EXERCISE INPUTS:
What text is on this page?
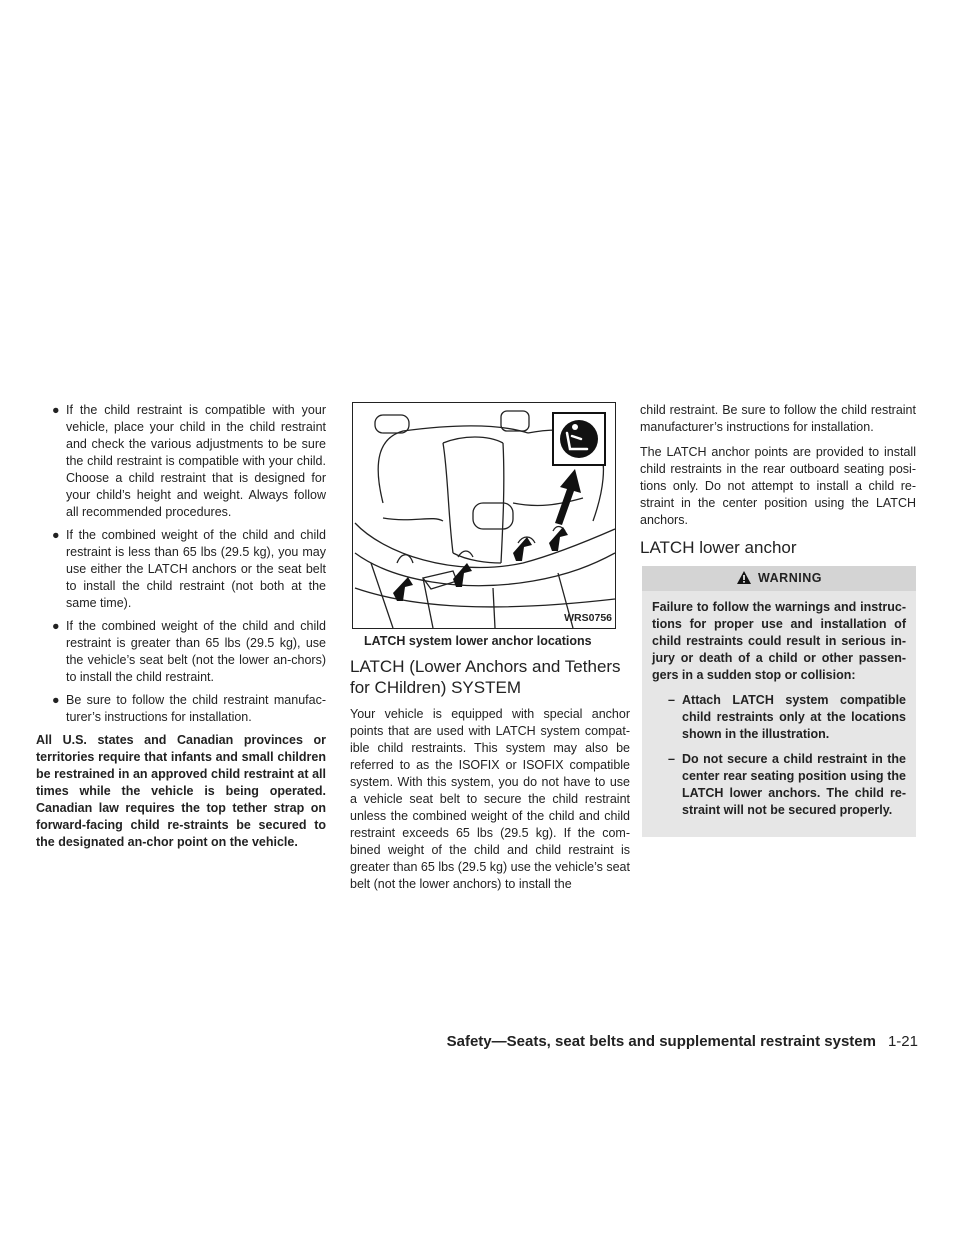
● If the child restraint is compatible with your vehicle, place your child in the child restraint and check the various adjustments to be sure the child restraint is compatible with your child. Choose a child restraint that is designed for your child’s height and weight. Always follow all recommended procedures.
● If the combined weight of the child and child restraint is less than 65 lbs (29.5 kg), you may use either the LATCH anchors or the seat belt to install the child restraint (not both at the same time).
● If the combined weight of the child and child restraint is greater than 65 lbs (29.5 kg), use the vehicle’s seat belt (not the lower an-chors) to install the child restraint.
● Be sure to follow the child restraint manufac-turer’s instructions for installation.
All U.S. states and Canadian provinces or territories require that infants and small children be restrained in an approved child restraint at all times while the vehicle is being operated. Canadian law requires the top tether strap on forward-facing child re-straints be secured to the designated an-chor point on the vehicle.
WRS0756
LATCH system lower anchor locations
LATCH (Lower Anchors and Tethers for CHildren) SYSTEM

Your vehicle is equipped with special anchor points that are used with LATCH system compat-ible child restraints. This system may also be referred to as the ISOFIX or ISOFIX compatible system. With this system, you do not have to use a vehicle seat belt to secure the child restraint unless the combined weight of the child and child restraint exceeds 65 lbs (29.5 kg). If the com-bined weight of the child and child restraint is greater than 65 lbs (29.5 kg) use the vehicle’s seat belt (not the lower anchors) to install the

child restraint. Be sure to follow the child restraint manufacturer’s instructions for installation.

The LATCH anchor points are provided to install child restraints in the rear outboard seating posi-tions only. Do not attempt to install a child re-straint in the center position using the LATCH anchors.

LATCH lower anchor
WARNING
Failure to follow the warnings and instruc-tions for proper use and installation of child restraints could result in serious in-jury or death of a child or other passen-gers in a sudden stop or collision:
– Attach LATCH system compatible child restraints only at the locations shown in the illustration.
– Do not secure a child restraint in the center rear seating position using the LATCH lower anchors. The child re-straint will not be secured properly.
Safety—Seats, seat belts and supplemental restraint system 1-21
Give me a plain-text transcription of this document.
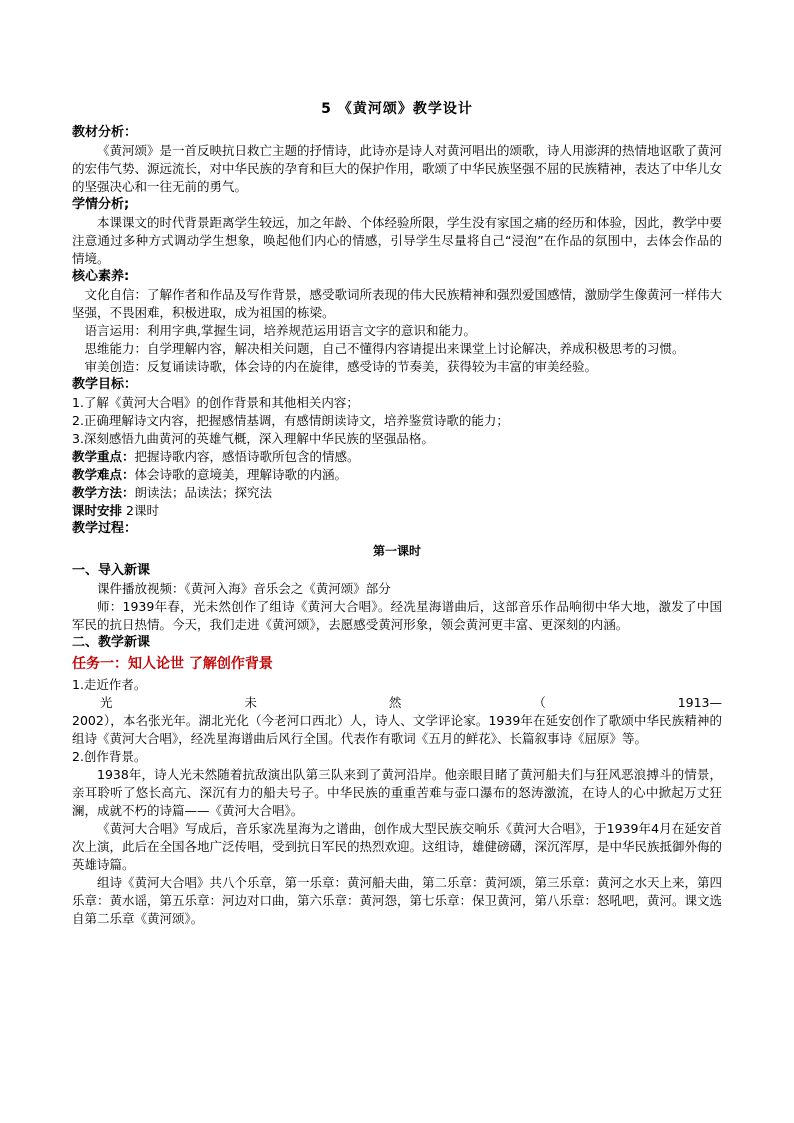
5 《黄河颂》教学设计

教材分析：

《黄河颂》是一首反映抗日救亡主题的抒情诗，此诗亦是诗人对黄河唱出的颂歌，诗人用澎湃的热情地讴歌了黄河的宏伟气势、源远流长，对中华民族的孕育和巨大的保护作用，歌颂了中华民族坚强不屈的民族精神，表达了中华儿女的坚强决心和一往无前的勇气。

学情分析;

本课课文的时代背景距离学生较远，加之年龄、个体经验所限，学生没有家国之痛的经历和体验，因此，教学中要注意通过多种方式调动学生想象，唤起他们内心的情感，引导学生尽量将自己“浸泡”在作品的氛围中，去体会作品的情境。

核心素养:

文化自信：了解作者和作品及写作背景，感受歌词所表现的伟大民族精神和强烈爱国感情，激励学生像黄河一样伟大坚强，不畏困难，积极进取，成为祖国的栋梁。

语言运用：利用字典,掌握生词，培养规范运用语言文字的意识和能力。

思维能力：自学理解内容，解决相关问题，自己不懂得内容请提出来课堂上讨论解决，养成积极思考的习惯。

审美创造：反复诵读诗歌，体会诗的内在旋律，感受诗的节奏美，获得较为丰富的审美经验。

教学目标：

1.了解《黄河大合唱》的创作背景和其他相关内容；

2.正确理解诗文内容，把握感情基调，有感情朗读诗文，培养鉴赏诗歌的能力；

3.深刻感悟九曲黄河的英雄气概，深入理解中华民族的坚强品格。

教学重点：把握诗歌内容，感悟诗歌所包含的情感。

教学难点：体会诗歌的意境美，理解诗歌的内涵。

教学方法：朗读法；品读法；探究法

课时安排 2课时

教学过程：

第一课时

一、导入新课

课件播放视频：《黄河入海》音乐会之《黄河颂》部分

师：1939年春，光未然创作了组诗《黄河大合唱》。经冼星海谱曲后，这部音乐作品响彻中华大地，激发了中国军民的抗日热情。今天，我们走进《黄河颂》，去愿感受黄河形象，领会黄河更丰富、更深刻的内涵。

二、教学新课

任务一：知人论世 了解创作背景

1.走近作者。

光	未	然	（	1913—

2002），本名张光年。湖北光化（今老河口西北）人，诗人、文学评论家。1939年在延安创作了歌颂中华民族精神的组诗《黄河大合唱》，经冼星海谱曲后风行全国。代表作有歌词《五月的鲜花》、长篇叙事诗《屈原》等。

2.创作背景。

1938年，诗人光未然随着抗敌演出队第三队来到了黄河沿岸。他亲眼目睹了黄河船夫们与狂风恶浪搏斗的情景，亲耳聆听了悠长高亢、深沉有力的船夫号子。中华民族的重重苦难与壶口瀑布的怒涛激流，在诗人的心中掀起万丈狂澜，成就不朽的诗篇——《黄河大合唱》。

《黄河大合唱》写成后，音乐家冼星海为之谱曲，创作成大型民族交响乐《黄河大合唱》，于1939年4月在延安首次上演，此后在全国各地广泛传唱，受到抗日军民的热烈欢迎。这组诗，雄健磅礴，深沉浑厚，是中华民族抵御外侮的英雄诗篇。

组诗《黄河大合唱》共八个乐章，第一乐章：黄河船夫曲，第二乐章：黄河颂，第三乐章：黄河之水天上来，第四乐章：黄水谣，第五乐章：河边对口曲，第六乐章：黄河怨，第七乐章：保卫黄河，第八乐章：怒吼吧，黄河。课文选自第二乐章《黄河颂》。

STATED TASK:
Copy out the whole listing exactly, and don't carry over any pictures.

FINISHED TASK:
What text is on this page?
● If the child restraint is compatible with your vehicle, place your child in the child restraint and check the various adjustments to be sure the child restraint is compatible with your child. Choose a child restraint that is designed for your child’s height and weight. Always follow all recommended procedures.
● If the combined weight of the child and child restraint is less than 65 lbs (29.5 kg), you may use either the LATCH anchors or the seat belt to install the child restraint (not both at the same time).
● If the combined weight of the child and child restraint is greater than 65 lbs (29.5 kg), use the vehicle’s seat belt (not the lower an-chors) to install the child restraint.
● Be sure to follow the child restraint manufac-turer’s instructions for installation.
All U.S. states and Canadian provinces or territories require that infants and small children be restrained in an approved child restraint at all times while the vehicle is being operated. Canadian law requires the top tether strap on forward-facing child re-straints be secured to the designated an-chor point on the vehicle.
WRS0756
LATCH system lower anchor locations
LATCH (Lower Anchors and Tethers for CHildren) SYSTEM

Your vehicle is equipped with special anchor points that are used with LATCH system compat-ible child restraints. This system may also be referred to as the ISOFIX or ISOFIX compatible system. With this system, you do not have to use a vehicle seat belt to secure the child restraint unless the combined weight of the child and child restraint exceeds 65 lbs (29.5 kg). If the com-bined weight of the child and child restraint is greater than 65 lbs (29.5 kg) use the vehicle’s seat belt (not the lower anchors) to install the

child restraint. Be sure to follow the child restraint manufacturer’s instructions for installation.

The LATCH anchor points are provided to install child restraints in the rear outboard seating posi-tions only. Do not attempt to install a child re-straint in the center position using the LATCH anchors.

LATCH lower anchor
WARNING
Failure to follow the warnings and instruc-tions for proper use and installation of child restraints could result in serious in-jury or death of a child or other passen-gers in a sudden stop or collision:
– Attach LATCH system compatible child restraints only at the locations shown in the illustration.
– Do not secure a child restraint in the center rear seating position using the LATCH lower anchors. The child re-straint will not be secured properly.
Safety—Seats, seat belts and supplemental restraint system 1-21
Give me a plain-text transcription of this document.
5 《黄河颂》教学设计

教材分析：

《黄河颂》是一首反映抗日救亡主题的抒情诗，此诗亦是诗人对黄河唱出的颂歌，诗人用澎湃的热情地讴歌了黄河的宏伟气势、源远流长，对中华民族的孕育和巨大的保护作用，歌颂了中华民族坚强不屈的民族精神，表达了中华儿女的坚强决心和一往无前的勇气。

学情分析;

本课课文的时代背景距离学生较远，加之年龄、个体经验所限，学生没有家国之痛的经历和体验，因此，教学中要注意通过多种方式调动学生想象，唤起他们内心的情感，引导学生尽量将自己“浸泡”在作品的氛围中，去体会作品的情境。

核心素养:

文化自信：了解作者和作品及写作背景，感受歌词所表现的伟大民族精神和强烈爱国感情，激励学生像黄河一样伟大坚强，不畏困难，积极进取，成为祖国的栋梁。

语言运用：利用字典,掌握生词，培养规范运用语言文字的意识和能力。

思维能力：自学理解内容，解决相关问题，自己不懂得内容请提出来课堂上讨论解决，养成积极思考的习惯。

审美创造：反复诵读诗歌，体会诗的内在旋律，感受诗的节奏美，获得较为丰富的审美经验。

教学目标：

1.了解《黄河大合唱》的创作背景和其他相关内容；

2.正确理解诗文内容，把握感情基调，有感情朗读诗文，培养鉴赏诗歌的能力；

3.深刻感悟九曲黄河的英雄气概，深入理解中华民族的坚强品格。

教学重点：把握诗歌内容，感悟诗歌所包含的情感。

教学难点：体会诗歌的意境美，理解诗歌的内涵。

教学方法：朗读法；品读法；探究法

课时安排 2课时

教学过程：

第一课时

一、导入新课

课件播放视频：《黄河入海》音乐会之《黄河颂》部分

师：1939年春，光未然创作了组诗《黄河大合唱》。经冼星海谱曲后，这部音乐作品响彻中华大地，激发了中国军民的抗日热情。今天，我们走进《黄河颂》，去愿感受黄河形象，领会黄河更丰富、更深刻的内涵。

二、教学新课

任务一：知人论世 了解创作背景

1.走近作者。

光	未	然	（	1913—

2002），本名张光年。湖北光化（今老河口西北）人，诗人、文学评论家。1939年在延安创作了歌颂中华民族精神的组诗《黄河大合唱》，经冼星海谱曲后风行全国。代表作有歌词《五月的鲜花》、长篇叙事诗《屈原》等。

2.创作背景。

1938年，诗人光未然随着抗敌演出队第三队来到了黄河沿岸。他亲眼目睹了黄河船夫们与狂风恶浪搏斗的情景，亲耳聆听了悠长高亢、深沉有力的船夫号子。中华民族的重重苦难与壶口瀑布的怒涛激流，在诗人的心中掀起万丈狂澜，成就不朽的诗篇——《黄河大合唱》。

《黄河大合唱》写成后，音乐家冼星海为之谱曲，创作成大型民族交响乐《黄河大合唱》，于1939年4月在延安首次上演，此后在全国各地广泛传唱，受到抗日军民的热烈欢迎。这组诗，雄健磅礴，深沉浑厚，是中华民族抵御外侮的英雄诗篇。

组诗《黄河大合唱》共八个乐章，第一乐章：黄河船夫曲，第二乐章：黄河颂，第三乐章：黄河之水天上来，第四乐章：黄水谣，第五乐章：河边对口曲，第六乐章：黄河怨，第七乐章：保卫黄河，第八乐章：怒吼吧，黄河。课文选自第二乐章《黄河颂》。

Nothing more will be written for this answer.